*What is required*: Pick out and copy every line below that has the word "gebratenen".

──────────────────────────────

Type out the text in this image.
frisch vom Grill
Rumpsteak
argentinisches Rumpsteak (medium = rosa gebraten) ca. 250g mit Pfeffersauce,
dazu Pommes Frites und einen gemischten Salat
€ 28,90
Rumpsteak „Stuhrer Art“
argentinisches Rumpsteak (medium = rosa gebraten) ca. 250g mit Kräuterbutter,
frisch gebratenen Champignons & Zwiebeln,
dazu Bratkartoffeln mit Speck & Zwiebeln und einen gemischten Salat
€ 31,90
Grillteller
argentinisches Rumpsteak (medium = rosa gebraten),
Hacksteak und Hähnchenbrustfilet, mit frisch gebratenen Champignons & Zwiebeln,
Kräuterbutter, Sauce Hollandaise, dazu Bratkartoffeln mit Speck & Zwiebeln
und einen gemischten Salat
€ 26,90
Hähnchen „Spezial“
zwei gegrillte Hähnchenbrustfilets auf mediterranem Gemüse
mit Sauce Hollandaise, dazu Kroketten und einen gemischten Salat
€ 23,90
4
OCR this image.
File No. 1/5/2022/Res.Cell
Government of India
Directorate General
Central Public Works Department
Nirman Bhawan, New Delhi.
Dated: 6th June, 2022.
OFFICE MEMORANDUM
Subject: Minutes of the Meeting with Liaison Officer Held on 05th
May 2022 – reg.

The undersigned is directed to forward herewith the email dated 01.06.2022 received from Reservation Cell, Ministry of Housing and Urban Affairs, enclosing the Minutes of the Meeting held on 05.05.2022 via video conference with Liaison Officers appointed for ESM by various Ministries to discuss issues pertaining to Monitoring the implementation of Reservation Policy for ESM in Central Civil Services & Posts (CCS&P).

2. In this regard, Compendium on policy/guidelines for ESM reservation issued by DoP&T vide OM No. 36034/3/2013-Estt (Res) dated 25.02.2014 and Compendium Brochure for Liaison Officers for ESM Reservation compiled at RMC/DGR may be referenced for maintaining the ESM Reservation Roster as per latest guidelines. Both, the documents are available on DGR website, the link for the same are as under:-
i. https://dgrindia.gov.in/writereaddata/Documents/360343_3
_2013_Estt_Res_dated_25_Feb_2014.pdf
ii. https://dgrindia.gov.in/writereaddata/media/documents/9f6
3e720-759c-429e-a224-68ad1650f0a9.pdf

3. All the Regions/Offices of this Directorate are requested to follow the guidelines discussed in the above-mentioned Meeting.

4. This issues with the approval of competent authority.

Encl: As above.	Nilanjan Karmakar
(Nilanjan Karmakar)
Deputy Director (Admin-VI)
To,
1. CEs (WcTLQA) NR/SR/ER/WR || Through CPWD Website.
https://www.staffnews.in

──────────────────────────────

*Exercise result*:
frisch gebratenen Champignons & Zwiebeln,
Hacksteak und Hähnchenbrustfilet, mit frisch gebratenen Champignons & Zwiebeln,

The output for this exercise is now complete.